* **Input for this task**:
::::
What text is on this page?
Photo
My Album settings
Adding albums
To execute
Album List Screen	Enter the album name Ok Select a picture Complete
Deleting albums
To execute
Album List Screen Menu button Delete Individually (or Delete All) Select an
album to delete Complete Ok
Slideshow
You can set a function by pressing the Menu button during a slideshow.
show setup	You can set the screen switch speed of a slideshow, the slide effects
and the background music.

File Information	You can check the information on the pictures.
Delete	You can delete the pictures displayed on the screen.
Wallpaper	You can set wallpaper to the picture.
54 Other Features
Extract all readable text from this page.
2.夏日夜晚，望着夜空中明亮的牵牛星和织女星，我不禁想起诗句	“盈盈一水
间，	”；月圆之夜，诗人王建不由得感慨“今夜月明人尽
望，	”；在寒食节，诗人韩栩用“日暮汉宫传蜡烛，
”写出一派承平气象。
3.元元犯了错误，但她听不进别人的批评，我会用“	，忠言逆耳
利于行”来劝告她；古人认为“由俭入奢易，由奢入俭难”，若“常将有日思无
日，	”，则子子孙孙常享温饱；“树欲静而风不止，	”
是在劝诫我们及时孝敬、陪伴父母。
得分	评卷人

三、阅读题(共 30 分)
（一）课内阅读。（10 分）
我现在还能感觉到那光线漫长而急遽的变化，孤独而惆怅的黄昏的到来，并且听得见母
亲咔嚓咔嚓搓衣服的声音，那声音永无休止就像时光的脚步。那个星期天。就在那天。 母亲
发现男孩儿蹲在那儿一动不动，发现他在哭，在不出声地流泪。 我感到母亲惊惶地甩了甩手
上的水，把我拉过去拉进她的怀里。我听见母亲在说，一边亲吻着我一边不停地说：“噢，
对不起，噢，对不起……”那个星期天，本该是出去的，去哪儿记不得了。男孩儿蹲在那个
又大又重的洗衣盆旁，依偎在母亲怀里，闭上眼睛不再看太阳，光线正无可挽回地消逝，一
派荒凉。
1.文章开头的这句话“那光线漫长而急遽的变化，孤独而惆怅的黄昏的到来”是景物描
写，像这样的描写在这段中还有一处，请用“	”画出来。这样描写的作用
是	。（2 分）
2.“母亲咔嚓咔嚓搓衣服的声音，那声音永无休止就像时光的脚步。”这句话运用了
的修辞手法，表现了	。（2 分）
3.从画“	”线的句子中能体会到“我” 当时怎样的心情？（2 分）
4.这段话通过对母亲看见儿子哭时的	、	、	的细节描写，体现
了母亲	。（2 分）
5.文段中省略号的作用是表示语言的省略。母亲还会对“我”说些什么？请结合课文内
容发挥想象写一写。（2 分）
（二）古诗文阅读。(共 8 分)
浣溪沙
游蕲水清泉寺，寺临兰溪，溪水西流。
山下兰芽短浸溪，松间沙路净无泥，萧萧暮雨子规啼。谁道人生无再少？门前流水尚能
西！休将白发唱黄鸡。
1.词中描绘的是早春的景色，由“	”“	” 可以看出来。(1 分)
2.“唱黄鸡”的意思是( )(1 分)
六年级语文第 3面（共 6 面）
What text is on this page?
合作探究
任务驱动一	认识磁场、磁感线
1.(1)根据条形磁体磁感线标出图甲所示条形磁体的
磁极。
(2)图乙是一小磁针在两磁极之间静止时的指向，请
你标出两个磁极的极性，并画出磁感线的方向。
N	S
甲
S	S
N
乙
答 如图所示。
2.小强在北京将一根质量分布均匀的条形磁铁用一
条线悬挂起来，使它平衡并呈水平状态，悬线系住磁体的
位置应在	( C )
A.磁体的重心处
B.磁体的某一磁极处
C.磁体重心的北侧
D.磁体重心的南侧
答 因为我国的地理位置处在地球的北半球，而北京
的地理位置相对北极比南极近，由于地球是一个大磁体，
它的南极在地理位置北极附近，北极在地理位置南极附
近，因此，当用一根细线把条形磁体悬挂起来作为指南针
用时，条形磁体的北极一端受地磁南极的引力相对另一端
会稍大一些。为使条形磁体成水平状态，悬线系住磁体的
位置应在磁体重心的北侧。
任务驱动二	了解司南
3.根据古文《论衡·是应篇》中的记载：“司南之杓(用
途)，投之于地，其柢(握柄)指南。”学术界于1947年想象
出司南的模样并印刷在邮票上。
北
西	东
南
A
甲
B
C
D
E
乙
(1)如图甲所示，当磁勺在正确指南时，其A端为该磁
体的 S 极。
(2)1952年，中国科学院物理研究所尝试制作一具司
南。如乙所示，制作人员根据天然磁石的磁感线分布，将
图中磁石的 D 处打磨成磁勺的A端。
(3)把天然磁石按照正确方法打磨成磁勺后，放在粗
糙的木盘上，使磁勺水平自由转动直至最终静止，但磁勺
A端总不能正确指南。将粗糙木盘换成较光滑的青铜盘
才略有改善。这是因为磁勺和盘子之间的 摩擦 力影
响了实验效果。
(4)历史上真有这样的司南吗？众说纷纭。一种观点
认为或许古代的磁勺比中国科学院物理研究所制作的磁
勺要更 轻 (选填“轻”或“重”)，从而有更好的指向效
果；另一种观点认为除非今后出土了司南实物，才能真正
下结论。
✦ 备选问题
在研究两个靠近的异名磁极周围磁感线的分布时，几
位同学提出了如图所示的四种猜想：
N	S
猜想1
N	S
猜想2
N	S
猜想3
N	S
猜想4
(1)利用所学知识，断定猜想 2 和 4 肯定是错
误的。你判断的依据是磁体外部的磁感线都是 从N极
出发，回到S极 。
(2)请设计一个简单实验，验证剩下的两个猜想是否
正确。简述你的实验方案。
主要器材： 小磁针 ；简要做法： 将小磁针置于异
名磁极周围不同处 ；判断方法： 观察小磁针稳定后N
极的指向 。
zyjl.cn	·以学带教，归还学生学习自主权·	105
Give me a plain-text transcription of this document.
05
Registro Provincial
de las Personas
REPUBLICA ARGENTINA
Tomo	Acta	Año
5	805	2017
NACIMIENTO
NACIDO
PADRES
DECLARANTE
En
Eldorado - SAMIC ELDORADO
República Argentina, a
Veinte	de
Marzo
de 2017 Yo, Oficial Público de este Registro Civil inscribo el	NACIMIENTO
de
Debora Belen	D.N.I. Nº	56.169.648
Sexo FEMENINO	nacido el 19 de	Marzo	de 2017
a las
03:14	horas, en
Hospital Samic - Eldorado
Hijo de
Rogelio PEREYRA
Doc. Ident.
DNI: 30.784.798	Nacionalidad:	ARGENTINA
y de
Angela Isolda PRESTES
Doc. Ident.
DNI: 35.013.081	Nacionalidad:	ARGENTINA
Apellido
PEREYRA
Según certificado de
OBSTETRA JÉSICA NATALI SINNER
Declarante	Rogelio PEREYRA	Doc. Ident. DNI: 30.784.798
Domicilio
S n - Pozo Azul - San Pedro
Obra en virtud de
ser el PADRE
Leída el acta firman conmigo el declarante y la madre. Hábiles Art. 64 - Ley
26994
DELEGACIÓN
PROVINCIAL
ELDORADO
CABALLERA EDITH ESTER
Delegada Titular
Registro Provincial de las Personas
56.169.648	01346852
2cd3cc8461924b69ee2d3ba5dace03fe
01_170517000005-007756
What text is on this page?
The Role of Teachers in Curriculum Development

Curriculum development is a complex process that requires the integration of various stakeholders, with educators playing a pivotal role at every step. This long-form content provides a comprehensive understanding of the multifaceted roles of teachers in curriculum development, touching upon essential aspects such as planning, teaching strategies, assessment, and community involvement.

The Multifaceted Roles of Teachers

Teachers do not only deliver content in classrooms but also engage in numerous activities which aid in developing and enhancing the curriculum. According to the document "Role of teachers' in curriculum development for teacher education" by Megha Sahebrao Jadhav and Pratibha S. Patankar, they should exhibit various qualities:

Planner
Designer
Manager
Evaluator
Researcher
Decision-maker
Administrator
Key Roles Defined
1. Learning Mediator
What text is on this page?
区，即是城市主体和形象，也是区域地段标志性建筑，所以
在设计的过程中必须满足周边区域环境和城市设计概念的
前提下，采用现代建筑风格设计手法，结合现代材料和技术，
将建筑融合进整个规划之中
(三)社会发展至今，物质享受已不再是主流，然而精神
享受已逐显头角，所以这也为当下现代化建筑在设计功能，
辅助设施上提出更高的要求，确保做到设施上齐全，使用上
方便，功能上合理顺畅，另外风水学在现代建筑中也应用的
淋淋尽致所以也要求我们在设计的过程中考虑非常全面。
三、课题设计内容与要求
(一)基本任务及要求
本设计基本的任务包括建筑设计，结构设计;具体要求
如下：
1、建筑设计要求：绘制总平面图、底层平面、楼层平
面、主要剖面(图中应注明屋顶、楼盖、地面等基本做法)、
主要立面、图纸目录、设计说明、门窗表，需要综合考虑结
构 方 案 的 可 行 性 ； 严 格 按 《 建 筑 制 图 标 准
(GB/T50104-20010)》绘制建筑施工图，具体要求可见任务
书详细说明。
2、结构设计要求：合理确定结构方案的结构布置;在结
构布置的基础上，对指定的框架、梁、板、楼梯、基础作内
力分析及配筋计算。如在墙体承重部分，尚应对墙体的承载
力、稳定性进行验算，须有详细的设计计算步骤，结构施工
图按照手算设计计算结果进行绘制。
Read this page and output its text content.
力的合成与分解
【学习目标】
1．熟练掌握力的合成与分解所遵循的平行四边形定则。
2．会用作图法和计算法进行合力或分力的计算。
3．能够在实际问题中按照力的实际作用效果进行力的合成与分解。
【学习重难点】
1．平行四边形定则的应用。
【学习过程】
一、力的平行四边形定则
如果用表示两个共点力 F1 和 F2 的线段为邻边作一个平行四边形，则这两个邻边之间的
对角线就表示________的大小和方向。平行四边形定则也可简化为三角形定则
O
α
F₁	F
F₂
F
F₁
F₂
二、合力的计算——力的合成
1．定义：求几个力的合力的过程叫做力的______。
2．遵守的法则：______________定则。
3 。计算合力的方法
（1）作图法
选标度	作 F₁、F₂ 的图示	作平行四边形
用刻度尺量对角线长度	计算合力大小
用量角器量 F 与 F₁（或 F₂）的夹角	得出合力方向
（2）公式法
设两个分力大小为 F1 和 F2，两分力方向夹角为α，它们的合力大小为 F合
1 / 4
::::
* **Direction**: Your answer should be a single number: the count of lines that contain "document".

* **Written answer**: 2